WORK REQUIRED -> Revise the records by replacing "bounding boxes" with "enclosing rectangles" wherever it occurs, and leave everything else unchanged.

STORED DATA ->
——————————
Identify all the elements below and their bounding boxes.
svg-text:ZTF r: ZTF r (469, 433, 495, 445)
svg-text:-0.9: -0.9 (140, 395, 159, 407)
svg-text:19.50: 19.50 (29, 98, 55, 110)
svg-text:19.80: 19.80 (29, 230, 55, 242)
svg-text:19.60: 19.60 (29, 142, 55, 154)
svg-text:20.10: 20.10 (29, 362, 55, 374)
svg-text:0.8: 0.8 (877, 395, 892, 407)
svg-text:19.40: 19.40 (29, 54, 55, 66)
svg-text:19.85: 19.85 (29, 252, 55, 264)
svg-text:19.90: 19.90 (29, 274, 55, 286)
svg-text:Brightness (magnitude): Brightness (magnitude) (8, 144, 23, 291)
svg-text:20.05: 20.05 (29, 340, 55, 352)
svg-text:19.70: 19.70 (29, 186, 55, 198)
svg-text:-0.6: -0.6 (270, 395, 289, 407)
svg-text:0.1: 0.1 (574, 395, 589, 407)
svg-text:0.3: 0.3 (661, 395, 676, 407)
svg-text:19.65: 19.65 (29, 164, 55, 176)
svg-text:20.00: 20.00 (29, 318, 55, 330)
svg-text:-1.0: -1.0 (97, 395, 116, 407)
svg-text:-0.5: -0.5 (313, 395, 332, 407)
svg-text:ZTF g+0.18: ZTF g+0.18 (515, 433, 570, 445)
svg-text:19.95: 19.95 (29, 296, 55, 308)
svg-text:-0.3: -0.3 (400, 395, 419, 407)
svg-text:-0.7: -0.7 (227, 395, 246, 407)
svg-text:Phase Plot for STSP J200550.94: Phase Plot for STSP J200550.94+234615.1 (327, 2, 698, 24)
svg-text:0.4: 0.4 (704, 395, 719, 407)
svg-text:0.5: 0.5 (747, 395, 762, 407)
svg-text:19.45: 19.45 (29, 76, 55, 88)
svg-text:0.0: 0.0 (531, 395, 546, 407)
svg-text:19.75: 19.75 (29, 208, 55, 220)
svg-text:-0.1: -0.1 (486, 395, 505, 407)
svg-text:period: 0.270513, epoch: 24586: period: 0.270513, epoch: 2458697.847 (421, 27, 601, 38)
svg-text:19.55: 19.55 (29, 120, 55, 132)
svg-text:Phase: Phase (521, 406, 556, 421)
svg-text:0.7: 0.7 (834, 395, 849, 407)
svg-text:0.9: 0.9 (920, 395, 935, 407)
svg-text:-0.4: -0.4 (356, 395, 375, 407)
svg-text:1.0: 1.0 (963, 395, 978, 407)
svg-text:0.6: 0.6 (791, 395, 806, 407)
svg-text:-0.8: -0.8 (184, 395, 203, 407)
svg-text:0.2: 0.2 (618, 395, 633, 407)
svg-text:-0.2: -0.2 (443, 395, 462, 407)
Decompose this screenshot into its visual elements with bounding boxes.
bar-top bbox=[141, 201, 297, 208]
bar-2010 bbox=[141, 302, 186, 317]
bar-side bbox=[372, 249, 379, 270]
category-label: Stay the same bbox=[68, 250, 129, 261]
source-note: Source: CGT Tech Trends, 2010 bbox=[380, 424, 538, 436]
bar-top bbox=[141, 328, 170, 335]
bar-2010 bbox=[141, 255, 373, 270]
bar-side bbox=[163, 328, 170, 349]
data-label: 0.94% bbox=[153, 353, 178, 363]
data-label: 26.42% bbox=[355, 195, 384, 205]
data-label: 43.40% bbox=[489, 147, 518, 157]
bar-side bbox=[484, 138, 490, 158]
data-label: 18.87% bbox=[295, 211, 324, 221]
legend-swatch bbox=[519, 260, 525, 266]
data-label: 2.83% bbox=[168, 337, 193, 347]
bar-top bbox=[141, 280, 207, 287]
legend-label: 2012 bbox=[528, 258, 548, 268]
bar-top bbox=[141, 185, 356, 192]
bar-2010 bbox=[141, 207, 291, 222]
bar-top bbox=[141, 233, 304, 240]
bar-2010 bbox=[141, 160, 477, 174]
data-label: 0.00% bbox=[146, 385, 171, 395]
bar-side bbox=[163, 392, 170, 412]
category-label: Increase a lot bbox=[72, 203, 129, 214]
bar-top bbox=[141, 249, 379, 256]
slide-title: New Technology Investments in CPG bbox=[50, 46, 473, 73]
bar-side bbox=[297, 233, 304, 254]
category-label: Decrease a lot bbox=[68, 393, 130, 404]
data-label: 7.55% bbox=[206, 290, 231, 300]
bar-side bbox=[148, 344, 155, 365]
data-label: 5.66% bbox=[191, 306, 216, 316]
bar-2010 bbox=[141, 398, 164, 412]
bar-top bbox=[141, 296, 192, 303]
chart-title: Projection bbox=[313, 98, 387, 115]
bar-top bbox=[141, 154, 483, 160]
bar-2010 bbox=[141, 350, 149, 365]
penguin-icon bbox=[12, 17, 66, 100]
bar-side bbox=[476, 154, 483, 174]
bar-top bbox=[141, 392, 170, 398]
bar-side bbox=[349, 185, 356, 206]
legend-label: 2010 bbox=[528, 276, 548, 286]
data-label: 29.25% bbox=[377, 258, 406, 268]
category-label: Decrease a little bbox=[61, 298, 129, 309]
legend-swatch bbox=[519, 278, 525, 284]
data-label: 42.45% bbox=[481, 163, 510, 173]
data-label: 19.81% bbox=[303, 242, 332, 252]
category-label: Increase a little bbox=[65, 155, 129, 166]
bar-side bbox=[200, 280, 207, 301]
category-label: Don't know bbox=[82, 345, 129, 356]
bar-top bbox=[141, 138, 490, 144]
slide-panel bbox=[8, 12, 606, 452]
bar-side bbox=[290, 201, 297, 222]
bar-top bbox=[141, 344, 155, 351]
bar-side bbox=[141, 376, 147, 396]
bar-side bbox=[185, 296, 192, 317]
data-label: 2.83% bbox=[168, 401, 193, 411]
——————————
ANSWER FOR THE TASK ->
Identify all the elements below and their enclosing rectangles.
svg-text:ZTF r: ZTF r (469, 433, 495, 445)
svg-text:-0.9: -0.9 (140, 395, 159, 407)
svg-text:19.50: 19.50 (29, 98, 55, 110)
svg-text:19.80: 19.80 (29, 230, 55, 242)
svg-text:19.60: 19.60 (29, 142, 55, 154)
svg-text:20.10: 20.10 (29, 362, 55, 374)
svg-text:0.8: 0.8 (877, 395, 892, 407)
svg-text:19.40: 19.40 (29, 54, 55, 66)
svg-text:19.85: 19.85 (29, 252, 55, 264)
svg-text:19.90: 19.90 (29, 274, 55, 286)
svg-text:Brightness (magnitude): Brightness (magnitude) (8, 144, 23, 291)
svg-text:20.05: 20.05 (29, 340, 55, 352)
svg-text:19.70: 19.70 (29, 186, 55, 198)
svg-text:-0.6: -0.6 (270, 395, 289, 407)
svg-text:0.1: 0.1 (574, 395, 589, 407)
svg-text:0.3: 0.3 (661, 395, 676, 407)
svg-text:19.65: 19.65 (29, 164, 55, 176)
svg-text:20.00: 20.00 (29, 318, 55, 330)
svg-text:-1.0: -1.0 (97, 395, 116, 407)
svg-text:-0.5: -0.5 (313, 395, 332, 407)
svg-text:ZTF g+0.18: ZTF g+0.18 (515, 433, 570, 445)
svg-text:19.95: 19.95 (29, 296, 55, 308)
svg-text:-0.3: -0.3 (400, 395, 419, 407)
svg-text:-0.7: -0.7 (227, 395, 246, 407)
svg-text:Phase Plot for STSP J200550.94: Phase Plot for STSP J200550.94+234615.1 (327, 2, 698, 24)
svg-text:0.4: 0.4 (704, 395, 719, 407)
svg-text:0.5: 0.5 (747, 395, 762, 407)
svg-text:19.45: 19.45 (29, 76, 55, 88)
svg-text:0.0: 0.0 (531, 395, 546, 407)
svg-text:19.75: 19.75 (29, 208, 55, 220)
svg-text:-0.1: -0.1 (486, 395, 505, 407)
svg-text:period: 0.270513, epoch: 24586: period: 0.270513, epoch: 2458697.847 (421, 27, 601, 38)
svg-text:19.55: 19.55 (29, 120, 55, 132)
svg-text:Phase: Phase (521, 406, 556, 421)
svg-text:0.7: 0.7 (834, 395, 849, 407)
svg-text:0.9: 0.9 (920, 395, 935, 407)
svg-text:-0.4: -0.4 (356, 395, 375, 407)
svg-text:1.0: 1.0 (963, 395, 978, 407)
svg-text:0.6: 0.6 (791, 395, 806, 407)
svg-text:-0.8: -0.8 (184, 395, 203, 407)
svg-text:0.2: 0.2 (618, 395, 633, 407)
svg-text:-0.2: -0.2 (443, 395, 462, 407)
Decompose this screenshot into its visual elements with enclosing rectangles.
bar-top bbox=[141, 201, 297, 208]
bar-2010 bbox=[141, 302, 186, 317]
bar-side bbox=[372, 249, 379, 270]
category-label: Stay the same bbox=[68, 250, 129, 261]
source-note: Source: CGT Tech Trends, 2010 bbox=[380, 424, 538, 436]
bar-top bbox=[141, 328, 170, 335]
bar-2010 bbox=[141, 255, 373, 270]
bar-side bbox=[163, 328, 170, 349]
data-label: 0.94% bbox=[153, 353, 178, 363]
data-label: 26.42% bbox=[355, 195, 384, 205]
data-label: 43.40% bbox=[489, 147, 518, 157]
bar-side bbox=[484, 138, 490, 158]
data-label: 18.87% bbox=[295, 211, 324, 221]
legend-swatch bbox=[519, 260, 525, 266]
data-label: 2.83% bbox=[168, 337, 193, 347]
bar-top bbox=[141, 280, 207, 287]
legend-label: 2012 bbox=[528, 258, 548, 268]
bar-top bbox=[141, 185, 356, 192]
bar-2010 bbox=[141, 207, 291, 222]
bar-top bbox=[141, 233, 304, 240]
bar-2010 bbox=[141, 160, 477, 174]
data-label: 0.00% bbox=[146, 385, 171, 395]
bar-side bbox=[163, 392, 170, 412]
category-label: Increase a lot bbox=[72, 203, 129, 214]
bar-top bbox=[141, 249, 379, 256]
slide-title: New Technology Investments in CPG bbox=[50, 46, 473, 73]
bar-side bbox=[297, 233, 304, 254]
category-label: Decrease a lot bbox=[68, 393, 130, 404]
data-label: 7.55% bbox=[206, 290, 231, 300]
bar-side bbox=[148, 344, 155, 365]
data-label: 5.66% bbox=[191, 306, 216, 316]
bar-2010 bbox=[141, 398, 164, 412]
bar-top bbox=[141, 296, 192, 303]
chart-title: Projection bbox=[313, 98, 387, 115]
bar-top bbox=[141, 154, 483, 160]
bar-2010 bbox=[141, 350, 149, 365]
penguin-icon bbox=[12, 17, 66, 100]
bar-side bbox=[476, 154, 483, 174]
bar-top bbox=[141, 392, 170, 398]
bar-side bbox=[349, 185, 356, 206]
legend-label: 2010 bbox=[528, 276, 548, 286]
data-label: 29.25% bbox=[377, 258, 406, 268]
category-label: Decrease a little bbox=[61, 298, 129, 309]
legend-swatch bbox=[519, 278, 525, 284]
data-label: 42.45% bbox=[481, 163, 510, 173]
data-label: 19.81% bbox=[303, 242, 332, 252]
category-label: Increase a little bbox=[65, 155, 129, 166]
bar-side bbox=[200, 280, 207, 301]
category-label: Don't know bbox=[82, 345, 129, 356]
bar-top bbox=[141, 138, 490, 144]
slide-panel bbox=[8, 12, 606, 452]
bar-side bbox=[290, 201, 297, 222]
bar-top bbox=[141, 344, 155, 351]
bar-side bbox=[141, 376, 147, 396]
bar-side bbox=[185, 296, 192, 317]
data-label: 2.83% bbox=[168, 401, 193, 411]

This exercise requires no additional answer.